● **Instructions to follow**:
Give the entries again, word for word.

_ _ _ _ _ _ _

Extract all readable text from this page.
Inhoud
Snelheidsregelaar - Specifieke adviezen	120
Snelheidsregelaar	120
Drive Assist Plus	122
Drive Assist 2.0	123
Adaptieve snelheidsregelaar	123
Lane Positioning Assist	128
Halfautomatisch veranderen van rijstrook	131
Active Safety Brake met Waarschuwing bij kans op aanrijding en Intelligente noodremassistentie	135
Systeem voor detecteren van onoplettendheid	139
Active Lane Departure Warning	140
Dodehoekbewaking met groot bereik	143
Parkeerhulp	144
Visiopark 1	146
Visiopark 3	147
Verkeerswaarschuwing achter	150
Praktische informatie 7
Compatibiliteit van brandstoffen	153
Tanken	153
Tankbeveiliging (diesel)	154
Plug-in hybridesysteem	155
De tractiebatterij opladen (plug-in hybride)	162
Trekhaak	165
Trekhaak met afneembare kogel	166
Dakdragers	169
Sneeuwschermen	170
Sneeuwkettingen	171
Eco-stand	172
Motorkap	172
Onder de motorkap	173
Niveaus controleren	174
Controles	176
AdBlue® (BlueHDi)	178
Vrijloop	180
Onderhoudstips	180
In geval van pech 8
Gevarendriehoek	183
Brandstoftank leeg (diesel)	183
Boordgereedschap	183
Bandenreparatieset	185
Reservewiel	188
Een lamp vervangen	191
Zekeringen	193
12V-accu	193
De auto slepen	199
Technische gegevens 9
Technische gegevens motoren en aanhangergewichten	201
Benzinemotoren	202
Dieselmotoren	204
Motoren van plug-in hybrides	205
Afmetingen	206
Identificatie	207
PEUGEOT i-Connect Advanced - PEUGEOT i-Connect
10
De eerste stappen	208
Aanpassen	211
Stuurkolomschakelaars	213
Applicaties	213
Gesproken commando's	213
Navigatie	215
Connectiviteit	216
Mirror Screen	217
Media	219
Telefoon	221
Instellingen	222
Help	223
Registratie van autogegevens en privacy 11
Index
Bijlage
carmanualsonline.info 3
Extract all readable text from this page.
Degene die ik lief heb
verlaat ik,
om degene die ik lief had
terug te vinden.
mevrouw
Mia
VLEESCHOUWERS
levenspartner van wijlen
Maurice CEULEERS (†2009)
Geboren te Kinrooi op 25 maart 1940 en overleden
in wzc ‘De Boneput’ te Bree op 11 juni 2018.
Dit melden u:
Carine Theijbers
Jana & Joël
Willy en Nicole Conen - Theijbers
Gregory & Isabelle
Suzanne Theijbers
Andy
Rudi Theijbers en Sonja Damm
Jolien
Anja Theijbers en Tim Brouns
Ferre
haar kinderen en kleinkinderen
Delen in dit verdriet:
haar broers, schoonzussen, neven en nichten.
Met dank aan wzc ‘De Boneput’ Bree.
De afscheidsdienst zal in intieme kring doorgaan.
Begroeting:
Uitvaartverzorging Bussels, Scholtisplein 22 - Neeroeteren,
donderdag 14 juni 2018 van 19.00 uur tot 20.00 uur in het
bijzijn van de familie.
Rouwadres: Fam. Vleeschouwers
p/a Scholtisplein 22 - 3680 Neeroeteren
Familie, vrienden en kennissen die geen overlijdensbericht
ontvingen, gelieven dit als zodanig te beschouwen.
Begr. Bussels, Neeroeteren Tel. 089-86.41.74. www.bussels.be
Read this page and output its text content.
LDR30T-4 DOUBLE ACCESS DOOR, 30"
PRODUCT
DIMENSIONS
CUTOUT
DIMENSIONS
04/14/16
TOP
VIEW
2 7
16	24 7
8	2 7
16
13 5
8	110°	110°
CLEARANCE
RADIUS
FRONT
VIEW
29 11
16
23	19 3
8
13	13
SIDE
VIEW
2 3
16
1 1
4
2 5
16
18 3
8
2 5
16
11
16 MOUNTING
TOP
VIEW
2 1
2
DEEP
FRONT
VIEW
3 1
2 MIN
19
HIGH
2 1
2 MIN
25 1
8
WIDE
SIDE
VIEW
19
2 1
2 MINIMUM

_ _ _ _ _ _ _

● **The response**:
Extract all readable text from this page.
Inhoud
Snelheidsregelaar - Specifieke adviezen	120
Snelheidsregelaar	120
Drive Assist Plus	122
Drive Assist 2.0	123
Adaptieve snelheidsregelaar	123
Lane Positioning Assist	128
Halfautomatisch veranderen van rijstrook	131
Active Safety Brake met Waarschuwing bij kans op aanrijding en Intelligente noodremassistentie	135
Systeem voor detecteren van onoplettendheid	139
Active Lane Departure Warning	140
Dodehoekbewaking met groot bereik	143
Parkeerhulp	144
Visiopark 1	146
Visiopark 3	147
Verkeerswaarschuwing achter	150
Praktische informatie 7
Compatibiliteit van brandstoffen	153
Tanken	153
Tankbeveiliging (diesel)	154
Plug-in hybridesysteem	155
De tractiebatterij opladen (plug-in hybride)	162
Trekhaak	165
Trekhaak met afneembare kogel	166
Dakdragers	169
Sneeuwschermen	170
Sneeuwkettingen	171
Eco-stand	172
Motorkap	172
Onder de motorkap	173
Niveaus controleren	174
Controles	176
AdBlue® (BlueHDi)	178
Vrijloop	180
Onderhoudstips	180
In geval van pech 8
Gevarendriehoek	183
Brandstoftank leeg (diesel)	183
Boordgereedschap	183
Bandenreparatieset	185
Reservewiel	188
Een lamp vervangen	191
Zekeringen	193
12V-accu	193
De auto slepen	199
Technische gegevens 9
Technische gegevens motoren en aanhangergewichten	201
Benzinemotoren	202
Dieselmotoren	204
Motoren van plug-in hybrides	205
Afmetingen	206
Identificatie	207
PEUGEOT i-Connect Advanced - PEUGEOT i-Connect
10
De eerste stappen	208
Aanpassen	211
Stuurkolomschakelaars	213
Applicaties	213
Gesproken commando's	213
Navigatie	215
Connectiviteit	216
Mirror Screen	217
Media	219
Telefoon	221
Instellingen	222
Help	223
Registratie van autogegevens en privacy 11
Index
Bijlage
carmanualsonline.info 3
Extract all readable text from this page.
Degene die ik lief heb
verlaat ik,
om degene die ik lief had
terug te vinden.
mevrouw
Mia
VLEESCHOUWERS
levenspartner van wijlen
Maurice CEULEERS (†2009)
Geboren te Kinrooi op 25 maart 1940 en overleden
in wzc ‘De Boneput’ te Bree op 11 juni 2018.
Dit melden u:
Carine Theijbers
Jana & Joël
Willy en Nicole Conen - Theijbers
Gregory & Isabelle
Suzanne Theijbers
Andy
Rudi Theijbers en Sonja Damm
Jolien
Anja Theijbers en Tim Brouns
Ferre
haar kinderen en kleinkinderen
Delen in dit verdriet:
haar broers, schoonzussen, neven en nichten.
Met dank aan wzc ‘De Boneput’ Bree.
De afscheidsdienst zal in intieme kring doorgaan.
Begroeting:
Uitvaartverzorging Bussels, Scholtisplein 22 - Neeroeteren,
donderdag 14 juni 2018 van 19.00 uur tot 20.00 uur in het
bijzijn van de familie.
Rouwadres: Fam. Vleeschouwers
p/a Scholtisplein 22 - 3680 Neeroeteren
Familie, vrienden en kennissen die geen overlijdensbericht
ontvingen, gelieven dit als zodanig te beschouwen.
Begr. Bussels, Neeroeteren Tel. 089-86.41.74. www.bussels.be
Read this page and output its text content.
LDR30T-4 DOUBLE ACCESS DOOR, 30"
PRODUCT
DIMENSIONS
CUTOUT
DIMENSIONS
04/14/16
TOP
VIEW
2 7
16	24 7
8	2 7
16
13 5
8	110°	110°
CLEARANCE
RADIUS
FRONT
VIEW
29 11
16
23	19 3
8
13	13
SIDE
VIEW
2 3
16
1 1
4
2 5
16
18 3
8
2 5
16
11
16 MOUNTING
TOP
VIEW
2 1
2
DEEP
FRONT
VIEW
3 1
2 MIN
19
HIGH
2 1
2 MIN
25 1
8
WIDE
SIDE
VIEW
19
2 1
2 MINIMUM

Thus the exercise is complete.